===== Listed records =====

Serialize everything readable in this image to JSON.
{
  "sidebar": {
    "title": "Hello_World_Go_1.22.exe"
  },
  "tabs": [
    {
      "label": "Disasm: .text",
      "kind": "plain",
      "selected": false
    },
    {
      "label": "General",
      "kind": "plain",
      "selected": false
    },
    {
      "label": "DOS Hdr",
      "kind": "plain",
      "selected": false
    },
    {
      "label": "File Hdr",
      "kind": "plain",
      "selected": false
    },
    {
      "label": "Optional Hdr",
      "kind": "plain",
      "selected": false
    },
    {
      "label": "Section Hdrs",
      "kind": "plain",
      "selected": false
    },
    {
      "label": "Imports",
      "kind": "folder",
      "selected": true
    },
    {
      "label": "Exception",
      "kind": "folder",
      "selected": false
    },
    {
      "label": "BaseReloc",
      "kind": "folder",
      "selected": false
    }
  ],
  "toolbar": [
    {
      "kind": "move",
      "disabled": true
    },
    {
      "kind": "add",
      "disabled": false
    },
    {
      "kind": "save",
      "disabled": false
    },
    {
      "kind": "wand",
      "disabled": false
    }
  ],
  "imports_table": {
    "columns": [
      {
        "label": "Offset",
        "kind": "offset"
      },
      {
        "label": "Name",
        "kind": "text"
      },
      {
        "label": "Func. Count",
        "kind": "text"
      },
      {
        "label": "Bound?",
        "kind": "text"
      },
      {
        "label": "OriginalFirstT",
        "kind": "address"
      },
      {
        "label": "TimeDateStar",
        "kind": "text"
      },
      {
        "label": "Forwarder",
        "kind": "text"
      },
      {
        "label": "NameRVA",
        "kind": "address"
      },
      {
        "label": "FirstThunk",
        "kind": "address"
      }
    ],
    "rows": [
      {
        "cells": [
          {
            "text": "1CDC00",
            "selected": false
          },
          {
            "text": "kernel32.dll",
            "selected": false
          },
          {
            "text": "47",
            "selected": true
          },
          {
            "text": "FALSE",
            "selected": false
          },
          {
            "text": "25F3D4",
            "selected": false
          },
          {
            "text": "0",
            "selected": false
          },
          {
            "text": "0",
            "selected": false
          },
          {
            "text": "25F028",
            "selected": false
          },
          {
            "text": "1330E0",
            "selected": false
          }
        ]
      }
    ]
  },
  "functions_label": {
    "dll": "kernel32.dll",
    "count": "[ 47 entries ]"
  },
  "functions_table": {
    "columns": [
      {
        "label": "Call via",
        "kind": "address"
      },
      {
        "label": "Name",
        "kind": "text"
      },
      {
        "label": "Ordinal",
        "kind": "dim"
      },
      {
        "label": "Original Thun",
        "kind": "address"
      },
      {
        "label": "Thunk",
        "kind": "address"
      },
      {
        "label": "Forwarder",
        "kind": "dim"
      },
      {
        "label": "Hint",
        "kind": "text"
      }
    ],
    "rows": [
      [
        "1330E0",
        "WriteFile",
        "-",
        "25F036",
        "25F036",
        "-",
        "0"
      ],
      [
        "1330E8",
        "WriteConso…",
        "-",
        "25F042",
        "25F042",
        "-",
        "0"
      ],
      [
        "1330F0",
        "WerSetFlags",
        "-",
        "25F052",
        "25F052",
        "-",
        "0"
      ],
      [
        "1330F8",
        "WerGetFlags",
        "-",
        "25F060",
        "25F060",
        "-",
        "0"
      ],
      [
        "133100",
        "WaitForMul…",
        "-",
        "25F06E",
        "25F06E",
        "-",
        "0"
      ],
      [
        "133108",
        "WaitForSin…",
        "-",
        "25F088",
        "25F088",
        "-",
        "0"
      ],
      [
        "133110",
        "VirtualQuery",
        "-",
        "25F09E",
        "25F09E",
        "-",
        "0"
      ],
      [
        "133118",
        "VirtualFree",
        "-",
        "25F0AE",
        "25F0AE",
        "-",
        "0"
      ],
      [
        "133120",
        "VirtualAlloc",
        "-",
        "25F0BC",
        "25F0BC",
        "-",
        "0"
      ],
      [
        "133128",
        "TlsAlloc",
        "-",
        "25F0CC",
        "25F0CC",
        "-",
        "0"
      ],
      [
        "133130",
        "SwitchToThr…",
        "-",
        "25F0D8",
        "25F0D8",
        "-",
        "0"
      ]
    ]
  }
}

=====

Transcribe the whole listing exactly.

Serialize everything readable in this image to JSON.
{
  "sidebar": {
    "title": "Hello_World_Go_1.22.exe"
  },
  "tabs": [
    {
      "label": "Disasm: .text",
      "kind": "plain",
      "selected": false
    },
    {
      "label": "General",
      "kind": "plain",
      "selected": false
    },
    {
      "label": "DOS Hdr",
      "kind": "plain",
      "selected": false
    },
    {
      "label": "File Hdr",
      "kind": "plain",
      "selected": false
    },
    {
      "label": "Optional Hdr",
      "kind": "plain",
      "selected": false
    },
    {
      "label": "Section Hdrs",
      "kind": "plain",
      "selected": false
    },
    {
      "label": "Imports",
      "kind": "folder",
      "selected": true
    },
    {
      "label": "Exception",
      "kind": "folder",
      "selected": false
    },
    {
      "label": "BaseReloc",
      "kind": "folder",
      "selected": false
    }
  ],
  "toolbar": [
    {
      "kind": "move",
      "disabled": true
    },
    {
      "kind": "add",
      "disabled": false
    },
    {
      "kind": "save",
      "disabled": false
    },
    {
      "kind": "wand",
      "disabled": false
    }
  ],
  "imports_table": {
    "columns": [
      {
        "label": "Offset",
        "kind": "offset"
      },
      {
        "label": "Name",
        "kind": "text"
      },
      {
        "label": "Func. Count",
        "kind": "text"
      },
      {
        "label": "Bound?",
        "kind": "text"
      },
      {
        "label": "OriginalFirstT",
        "kind": "address"
      },
      {
        "label": "TimeDateStar",
        "kind": "text"
      },
      {
        "label": "Forwarder",
        "kind": "text"
      },
      {
        "label": "NameRVA",
        "kind": "address"
      },
      {
        "label": "FirstThunk",
        "kind": "address"
      }
    ],
    "rows": [
      {
        "cells": [
          {
            "text": "1CDC00",
            "selected": false
          },
          {
            "text": "kernel32.dll",
            "selected": false
          },
          {
            "text": "47",
            "selected": true
          },
          {
            "text": "FALSE",
            "selected": false
          },
          {
            "text": "25F3D4",
            "selected": false
          },
          {
            "text": "0",
            "selected": false
          },
          {
            "text": "0",
            "selected": false
          },
          {
            "text": "25F028",
            "selected": false
          },
          {
            "text": "1330E0",
            "selected": false
          }
        ]
      }
    ]
  },
  "functions_label": {
    "dll": "kernel32.dll",
    "count": "[ 47 entries ]"
  },
  "functions_table": {
    "columns": [
      {
        "label": "Call via",
        "kind": "address"
      },
      {
        "label": "Name",
        "kind": "text"
      },
      {
        "label": "Ordinal",
        "kind": "dim"
      },
      {
        "label": "Original Thun",
        "kind": "address"
      },
      {
        "label": "Thunk",
        "kind": "address"
      },
      {
        "label": "Forwarder",
        "kind": "dim"
      },
      {
        "label": "Hint",
        "kind": "text"
      }
    ],
    "rows": [
      [
        "1330E0",
        "WriteFile",
        "-",
        "25F036",
        "25F036",
        "-",
        "0"
      ],
      [
        "1330E8",
        "WriteConso…",
        "-",
        "25F042",
        "25F042",
        "-",
        "0"
      ],
      [
        "1330F0",
        "WerSetFlags",
        "-",
        "25F052",
        "25F052",
        "-",
        "0"
      ],
      [
        "1330F8",
        "WerGetFlags",
        "-",
        "25F060",
        "25F060",
        "-",
        "0"
      ],
      [
        "133100",
        "WaitForMul…",
        "-",
        "25F06E",
        "25F06E",
        "-",
        "0"
      ],
      [
        "133108",
        "WaitForSin…",
        "-",
        "25F088",
        "25F088",
        "-",
        "0"
      ],
      [
        "133110",
        "VirtualQuery",
        "-",
        "25F09E",
        "25F09E",
        "-",
        "0"
      ],
      [
        "133118",
        "VirtualFree",
        "-",
        "25F0AE",
        "25F0AE",
        "-",
        "0"
      ],
      [
        "133120",
        "VirtualAlloc",
        "-",
        "25F0BC",
        "25F0BC",
        "-",
        "0"
      ],
      [
        "133128",
        "TlsAlloc",
        "-",
        "25F0CC",
        "25F0CC",
        "-",
        "0"
      ],
      [
        "133130",
        "SwitchToThr…",
        "-",
        "25F0D8",
        "25F0D8",
        "-",
        "0"
      ]
    ]
  }
}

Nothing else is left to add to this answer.